## EXERCISE INPUT
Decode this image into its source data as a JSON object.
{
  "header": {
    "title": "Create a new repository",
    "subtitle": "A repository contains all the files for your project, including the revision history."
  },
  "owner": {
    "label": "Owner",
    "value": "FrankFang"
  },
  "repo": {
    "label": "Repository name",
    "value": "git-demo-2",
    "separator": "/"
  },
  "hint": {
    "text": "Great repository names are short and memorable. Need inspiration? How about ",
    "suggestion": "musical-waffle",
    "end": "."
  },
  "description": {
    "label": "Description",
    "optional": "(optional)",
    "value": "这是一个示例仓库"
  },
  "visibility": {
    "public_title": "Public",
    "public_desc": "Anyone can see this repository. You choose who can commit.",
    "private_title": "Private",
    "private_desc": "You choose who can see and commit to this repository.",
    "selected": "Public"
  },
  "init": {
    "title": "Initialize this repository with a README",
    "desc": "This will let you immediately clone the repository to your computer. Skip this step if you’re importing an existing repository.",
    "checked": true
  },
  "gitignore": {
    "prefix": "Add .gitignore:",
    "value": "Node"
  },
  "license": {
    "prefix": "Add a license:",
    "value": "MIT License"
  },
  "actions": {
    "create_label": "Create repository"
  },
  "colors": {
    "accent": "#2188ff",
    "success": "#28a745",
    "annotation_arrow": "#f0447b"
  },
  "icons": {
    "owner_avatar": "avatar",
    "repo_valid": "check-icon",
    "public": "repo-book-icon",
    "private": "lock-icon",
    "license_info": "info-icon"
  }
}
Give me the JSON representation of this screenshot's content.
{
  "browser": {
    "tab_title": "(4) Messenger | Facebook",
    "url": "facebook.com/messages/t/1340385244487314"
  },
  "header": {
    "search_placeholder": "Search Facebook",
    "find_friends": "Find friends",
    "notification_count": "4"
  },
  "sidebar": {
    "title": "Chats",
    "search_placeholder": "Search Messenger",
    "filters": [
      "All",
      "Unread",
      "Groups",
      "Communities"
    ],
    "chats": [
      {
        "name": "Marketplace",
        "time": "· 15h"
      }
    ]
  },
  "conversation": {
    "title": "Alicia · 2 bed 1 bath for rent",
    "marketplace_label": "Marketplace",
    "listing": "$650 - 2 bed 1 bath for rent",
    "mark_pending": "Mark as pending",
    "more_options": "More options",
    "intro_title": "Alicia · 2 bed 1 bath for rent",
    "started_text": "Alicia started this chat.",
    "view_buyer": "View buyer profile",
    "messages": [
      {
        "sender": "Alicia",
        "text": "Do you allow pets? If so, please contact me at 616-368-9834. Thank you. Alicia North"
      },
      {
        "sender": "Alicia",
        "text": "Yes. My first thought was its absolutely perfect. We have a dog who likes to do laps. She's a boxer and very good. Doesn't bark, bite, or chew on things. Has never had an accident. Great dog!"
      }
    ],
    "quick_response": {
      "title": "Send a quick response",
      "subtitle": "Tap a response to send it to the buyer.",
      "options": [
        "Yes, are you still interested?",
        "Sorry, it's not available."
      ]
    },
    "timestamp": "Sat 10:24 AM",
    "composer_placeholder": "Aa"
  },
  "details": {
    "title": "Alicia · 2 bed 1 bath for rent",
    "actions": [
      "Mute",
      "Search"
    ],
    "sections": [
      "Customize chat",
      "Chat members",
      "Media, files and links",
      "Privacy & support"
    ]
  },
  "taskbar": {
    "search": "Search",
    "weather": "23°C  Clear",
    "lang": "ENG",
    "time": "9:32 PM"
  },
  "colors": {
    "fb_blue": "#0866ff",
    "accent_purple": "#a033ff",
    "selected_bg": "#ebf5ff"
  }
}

## TASK INSTRUCTIONS
Return the material in full, exactly as shown.

## REPLY
Decode this image into its source data as a JSON object.
{
  "header": {
    "title": "Create a new repository",
    "subtitle": "A repository contains all the files for your project, including the revision history."
  },
  "owner": {
    "label": "Owner",
    "value": "FrankFang"
  },
  "repo": {
    "label": "Repository name",
    "value": "git-demo-2",
    "separator": "/"
  },
  "hint": {
    "text": "Great repository names are short and memorable. Need inspiration? How about ",
    "suggestion": "musical-waffle",
    "end": "."
  },
  "description": {
    "label": "Description",
    "optional": "(optional)",
    "value": "这是一个示例仓库"
  },
  "visibility": {
    "public_title": "Public",
    "public_desc": "Anyone can see this repository. You choose who can commit.",
    "private_title": "Private",
    "private_desc": "You choose who can see and commit to this repository.",
    "selected": "Public"
  },
  "init": {
    "title": "Initialize this repository with a README",
    "desc": "This will let you immediately clone the repository to your computer. Skip this step if you’re importing an existing repository.",
    "checked": true
  },
  "gitignore": {
    "prefix": "Add .gitignore:",
    "value": "Node"
  },
  "license": {
    "prefix": "Add a license:",
    "value": "MIT License"
  },
  "actions": {
    "create_label": "Create repository"
  },
  "colors": {
    "accent": "#2188ff",
    "success": "#28a745",
    "annotation_arrow": "#f0447b"
  },
  "icons": {
    "owner_avatar": "avatar",
    "repo_valid": "check-icon",
    "public": "repo-book-icon",
    "private": "lock-icon",
    "license_info": "info-icon"
  }
}
Give me the JSON representation of this screenshot's content.
{
  "browser": {
    "tab_title": "(4) Messenger | Facebook",
    "url": "facebook.com/messages/t/1340385244487314"
  },
  "header": {
    "search_placeholder": "Search Facebook",
    "find_friends": "Find friends",
    "notification_count": "4"
  },
  "sidebar": {
    "title": "Chats",
    "search_placeholder": "Search Messenger",
    "filters": [
      "All",
      "Unread",
      "Groups",
      "Communities"
    ],
    "chats": [
      {
        "name": "Marketplace",
        "time": "· 15h"
      }
    ]
  },
  "conversation": {
    "title": "Alicia · 2 bed 1 bath for rent",
    "marketplace_label": "Marketplace",
    "listing": "$650 - 2 bed 1 bath for rent",
    "mark_pending": "Mark as pending",
    "more_options": "More options",
    "intro_title": "Alicia · 2 bed 1 bath for rent",
    "started_text": "Alicia started this chat.",
    "view_buyer": "View buyer profile",
    "messages": [
      {
        "sender": "Alicia",
        "text": "Do you allow pets? If so, please contact me at 616-368-9834. Thank you. Alicia North"
      },
      {
        "sender": "Alicia",
        "text": "Yes. My first thought was its absolutely perfect. We have a dog who likes to do laps. She's a boxer and very good. Doesn't bark, bite, or chew on things. Has never had an accident. Great dog!"
      }
    ],
    "quick_response": {
      "title": "Send a quick response",
      "subtitle": "Tap a response to send it to the buyer.",
      "options": [
        "Yes, are you still interested?",
        "Sorry, it's not available."
      ]
    },
    "timestamp": "Sat 10:24 AM",
    "composer_placeholder": "Aa"
  },
  "details": {
    "title": "Alicia · 2 bed 1 bath for rent",
    "actions": [
      "Mute",
      "Search"
    ],
    "sections": [
      "Customize chat",
      "Chat members",
      "Media, files and links",
      "Privacy & support"
    ]
  },
  "taskbar": {
    "search": "Search",
    "weather": "23°C  Clear",
    "lang": "ENG",
    "time": "9:32 PM"
  },
  "colors": {
    "fb_blue": "#0866ff",
    "accent_purple": "#a033ff",
    "selected_bg": "#ebf5ff"
  }
}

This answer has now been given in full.